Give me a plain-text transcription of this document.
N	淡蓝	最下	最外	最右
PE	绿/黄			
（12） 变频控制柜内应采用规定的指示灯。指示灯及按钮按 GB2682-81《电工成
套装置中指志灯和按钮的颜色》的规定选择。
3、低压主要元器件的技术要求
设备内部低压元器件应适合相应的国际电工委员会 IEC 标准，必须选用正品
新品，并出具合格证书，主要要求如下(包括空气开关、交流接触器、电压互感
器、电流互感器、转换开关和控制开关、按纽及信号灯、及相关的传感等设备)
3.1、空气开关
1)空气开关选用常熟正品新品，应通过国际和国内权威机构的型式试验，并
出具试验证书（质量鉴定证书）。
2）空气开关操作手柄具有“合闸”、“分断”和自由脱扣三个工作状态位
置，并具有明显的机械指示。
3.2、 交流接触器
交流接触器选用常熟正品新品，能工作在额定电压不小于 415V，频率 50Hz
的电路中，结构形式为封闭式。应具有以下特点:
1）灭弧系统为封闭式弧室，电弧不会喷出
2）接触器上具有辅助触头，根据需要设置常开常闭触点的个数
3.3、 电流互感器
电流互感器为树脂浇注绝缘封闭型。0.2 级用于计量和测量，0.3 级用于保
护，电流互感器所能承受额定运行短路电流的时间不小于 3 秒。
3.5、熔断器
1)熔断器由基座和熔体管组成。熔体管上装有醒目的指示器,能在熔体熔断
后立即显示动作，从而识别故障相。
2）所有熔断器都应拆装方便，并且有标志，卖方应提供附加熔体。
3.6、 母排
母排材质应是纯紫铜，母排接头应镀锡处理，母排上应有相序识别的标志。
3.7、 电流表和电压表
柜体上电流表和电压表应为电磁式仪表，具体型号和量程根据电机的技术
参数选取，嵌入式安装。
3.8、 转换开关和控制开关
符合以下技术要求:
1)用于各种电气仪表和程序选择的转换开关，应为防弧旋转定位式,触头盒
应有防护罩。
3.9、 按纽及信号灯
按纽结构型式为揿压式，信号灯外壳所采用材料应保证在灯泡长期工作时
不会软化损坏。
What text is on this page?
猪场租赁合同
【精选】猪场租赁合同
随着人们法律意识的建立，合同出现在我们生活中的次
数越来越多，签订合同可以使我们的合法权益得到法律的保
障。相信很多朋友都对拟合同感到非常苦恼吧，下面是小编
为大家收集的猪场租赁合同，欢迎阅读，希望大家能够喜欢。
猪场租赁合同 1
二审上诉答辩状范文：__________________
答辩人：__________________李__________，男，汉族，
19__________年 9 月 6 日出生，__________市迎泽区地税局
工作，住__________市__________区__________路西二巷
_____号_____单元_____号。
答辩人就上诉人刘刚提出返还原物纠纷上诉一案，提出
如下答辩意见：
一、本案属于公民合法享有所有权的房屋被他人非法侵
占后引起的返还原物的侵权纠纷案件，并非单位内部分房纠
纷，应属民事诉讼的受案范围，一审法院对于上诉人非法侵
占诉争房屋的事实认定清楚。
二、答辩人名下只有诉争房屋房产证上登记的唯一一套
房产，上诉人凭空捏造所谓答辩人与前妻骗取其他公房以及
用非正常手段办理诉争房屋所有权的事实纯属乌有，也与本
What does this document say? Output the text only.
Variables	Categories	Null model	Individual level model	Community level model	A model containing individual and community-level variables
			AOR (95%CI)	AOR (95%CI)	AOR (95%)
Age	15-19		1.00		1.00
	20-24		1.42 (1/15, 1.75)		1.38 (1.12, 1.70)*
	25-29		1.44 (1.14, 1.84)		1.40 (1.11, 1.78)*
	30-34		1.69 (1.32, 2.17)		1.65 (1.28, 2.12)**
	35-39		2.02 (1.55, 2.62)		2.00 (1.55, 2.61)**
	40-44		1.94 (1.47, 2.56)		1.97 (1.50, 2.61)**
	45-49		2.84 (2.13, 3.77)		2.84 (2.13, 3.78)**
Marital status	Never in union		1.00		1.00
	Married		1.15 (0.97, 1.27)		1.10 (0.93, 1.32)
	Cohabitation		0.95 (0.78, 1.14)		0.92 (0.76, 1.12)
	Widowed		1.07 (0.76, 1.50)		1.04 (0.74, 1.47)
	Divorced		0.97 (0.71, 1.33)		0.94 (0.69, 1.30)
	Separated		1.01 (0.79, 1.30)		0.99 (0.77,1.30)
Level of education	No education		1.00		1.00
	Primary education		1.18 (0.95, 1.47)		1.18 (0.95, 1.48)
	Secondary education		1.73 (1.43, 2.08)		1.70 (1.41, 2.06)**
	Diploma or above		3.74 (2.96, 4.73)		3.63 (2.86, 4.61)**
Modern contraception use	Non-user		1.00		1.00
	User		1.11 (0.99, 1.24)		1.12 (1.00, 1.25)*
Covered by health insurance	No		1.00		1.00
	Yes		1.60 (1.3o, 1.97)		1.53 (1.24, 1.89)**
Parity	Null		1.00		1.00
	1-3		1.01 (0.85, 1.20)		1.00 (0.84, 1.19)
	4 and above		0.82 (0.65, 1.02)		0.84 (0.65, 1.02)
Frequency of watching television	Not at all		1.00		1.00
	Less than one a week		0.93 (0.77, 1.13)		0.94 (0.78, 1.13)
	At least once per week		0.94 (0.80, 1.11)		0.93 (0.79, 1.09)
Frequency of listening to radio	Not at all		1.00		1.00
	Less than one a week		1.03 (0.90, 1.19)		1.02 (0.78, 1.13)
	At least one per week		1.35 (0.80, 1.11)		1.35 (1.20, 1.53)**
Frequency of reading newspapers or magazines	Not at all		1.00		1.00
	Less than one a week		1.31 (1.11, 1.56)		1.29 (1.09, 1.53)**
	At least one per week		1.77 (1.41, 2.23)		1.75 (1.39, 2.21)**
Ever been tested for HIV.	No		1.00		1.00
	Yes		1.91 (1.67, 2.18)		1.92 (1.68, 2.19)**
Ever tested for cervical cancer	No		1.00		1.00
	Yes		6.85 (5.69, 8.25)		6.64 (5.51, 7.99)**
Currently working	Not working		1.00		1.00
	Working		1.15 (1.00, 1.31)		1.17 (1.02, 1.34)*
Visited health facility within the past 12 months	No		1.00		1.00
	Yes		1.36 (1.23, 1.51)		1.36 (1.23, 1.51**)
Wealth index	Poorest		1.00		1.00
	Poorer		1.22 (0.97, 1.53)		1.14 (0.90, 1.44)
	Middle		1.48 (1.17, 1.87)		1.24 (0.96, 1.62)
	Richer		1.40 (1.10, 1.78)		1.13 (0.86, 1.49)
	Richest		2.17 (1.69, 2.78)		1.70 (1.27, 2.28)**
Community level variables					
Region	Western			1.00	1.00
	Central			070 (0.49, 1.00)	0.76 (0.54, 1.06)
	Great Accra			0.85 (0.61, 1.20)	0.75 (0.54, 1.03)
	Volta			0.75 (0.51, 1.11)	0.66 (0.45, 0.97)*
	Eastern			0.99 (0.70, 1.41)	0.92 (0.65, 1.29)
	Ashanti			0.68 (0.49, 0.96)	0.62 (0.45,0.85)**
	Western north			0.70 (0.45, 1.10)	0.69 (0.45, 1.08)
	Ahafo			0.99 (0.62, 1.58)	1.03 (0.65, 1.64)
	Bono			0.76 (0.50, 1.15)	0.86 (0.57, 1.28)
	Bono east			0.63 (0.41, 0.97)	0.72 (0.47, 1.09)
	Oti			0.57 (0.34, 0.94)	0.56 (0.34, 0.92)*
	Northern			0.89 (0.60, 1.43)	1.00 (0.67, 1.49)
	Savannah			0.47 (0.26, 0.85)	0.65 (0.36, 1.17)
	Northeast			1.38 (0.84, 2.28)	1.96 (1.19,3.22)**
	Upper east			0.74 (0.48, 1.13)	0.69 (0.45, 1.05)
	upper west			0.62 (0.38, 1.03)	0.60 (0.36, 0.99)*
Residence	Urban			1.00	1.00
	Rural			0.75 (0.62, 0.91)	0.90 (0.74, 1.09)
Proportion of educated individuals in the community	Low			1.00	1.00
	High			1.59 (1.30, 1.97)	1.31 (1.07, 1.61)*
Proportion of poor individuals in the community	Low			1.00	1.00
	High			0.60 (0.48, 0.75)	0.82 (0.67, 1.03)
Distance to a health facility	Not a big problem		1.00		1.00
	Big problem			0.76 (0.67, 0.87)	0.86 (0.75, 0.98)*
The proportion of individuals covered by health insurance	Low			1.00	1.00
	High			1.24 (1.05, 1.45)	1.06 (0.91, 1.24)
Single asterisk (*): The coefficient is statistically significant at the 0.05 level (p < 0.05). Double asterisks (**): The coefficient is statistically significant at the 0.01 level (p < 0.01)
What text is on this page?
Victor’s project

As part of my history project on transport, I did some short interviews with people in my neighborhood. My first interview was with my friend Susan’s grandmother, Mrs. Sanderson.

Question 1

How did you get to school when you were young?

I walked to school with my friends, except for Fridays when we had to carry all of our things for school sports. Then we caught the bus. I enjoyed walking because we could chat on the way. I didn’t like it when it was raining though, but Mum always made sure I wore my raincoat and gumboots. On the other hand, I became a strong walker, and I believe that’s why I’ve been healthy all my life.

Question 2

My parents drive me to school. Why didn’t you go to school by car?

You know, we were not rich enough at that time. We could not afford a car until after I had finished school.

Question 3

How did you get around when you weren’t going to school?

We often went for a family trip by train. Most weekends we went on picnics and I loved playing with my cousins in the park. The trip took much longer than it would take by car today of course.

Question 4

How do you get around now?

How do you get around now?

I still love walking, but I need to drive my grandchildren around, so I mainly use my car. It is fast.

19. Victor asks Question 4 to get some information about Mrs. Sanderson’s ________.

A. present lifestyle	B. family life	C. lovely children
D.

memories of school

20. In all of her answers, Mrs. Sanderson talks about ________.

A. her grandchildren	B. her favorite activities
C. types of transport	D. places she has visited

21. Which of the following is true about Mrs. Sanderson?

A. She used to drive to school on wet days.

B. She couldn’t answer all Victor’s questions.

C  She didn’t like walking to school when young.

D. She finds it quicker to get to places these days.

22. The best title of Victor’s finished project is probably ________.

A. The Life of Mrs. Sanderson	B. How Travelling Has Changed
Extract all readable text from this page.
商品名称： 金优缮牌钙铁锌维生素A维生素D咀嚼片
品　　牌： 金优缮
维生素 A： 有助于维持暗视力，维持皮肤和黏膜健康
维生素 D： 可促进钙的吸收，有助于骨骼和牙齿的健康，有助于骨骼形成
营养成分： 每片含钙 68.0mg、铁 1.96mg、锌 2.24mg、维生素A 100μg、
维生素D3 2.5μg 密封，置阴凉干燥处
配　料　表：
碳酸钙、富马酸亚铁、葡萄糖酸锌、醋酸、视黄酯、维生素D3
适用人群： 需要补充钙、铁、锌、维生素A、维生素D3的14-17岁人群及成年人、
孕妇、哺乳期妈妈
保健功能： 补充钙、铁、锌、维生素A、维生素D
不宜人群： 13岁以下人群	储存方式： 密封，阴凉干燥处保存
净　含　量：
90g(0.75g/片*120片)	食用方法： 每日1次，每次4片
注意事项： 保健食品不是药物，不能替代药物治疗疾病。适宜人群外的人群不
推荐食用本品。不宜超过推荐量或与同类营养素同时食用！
━━━━━━━━━━
▸ **Set task**
Your task is to output exactly the lines running from the one with "Extract all readable text from this page." through the final line of the material above, with both ends included.

▸ **Problem solution**
Extract all readable text from this page.
商品名称： 金优缮牌钙铁锌维生素A维生素D咀嚼片
品　　牌： 金优缮
维生素 A： 有助于维持暗视力，维持皮肤和黏膜健康
维生素 D： 可促进钙的吸收，有助于骨骼和牙齿的健康，有助于骨骼形成
营养成分： 每片含钙 68.0mg、铁 1.96mg、锌 2.24mg、维生素A 100μg、
维生素D3 2.5μg 密封，置阴凉干燥处
配　料　表：
碳酸钙、富马酸亚铁、葡萄糖酸锌、醋酸、视黄酯、维生素D3
适用人群： 需要补充钙、铁、锌、维生素A、维生素D3的14-17岁人群及成年人、
孕妇、哺乳期妈妈
保健功能： 补充钙、铁、锌、维生素A、维生素D
不宜人群： 13岁以下人群	储存方式： 密封，阴凉干燥处保存
净　含　量：
90g(0.75g/片*120片)	食用方法： 每日1次，每次4片
注意事项： 保健食品不是药物，不能替代药物治疗疾病。适宜人群外的人群不
推荐食用本品。不宜超过推荐量或与同类营养素同时食用！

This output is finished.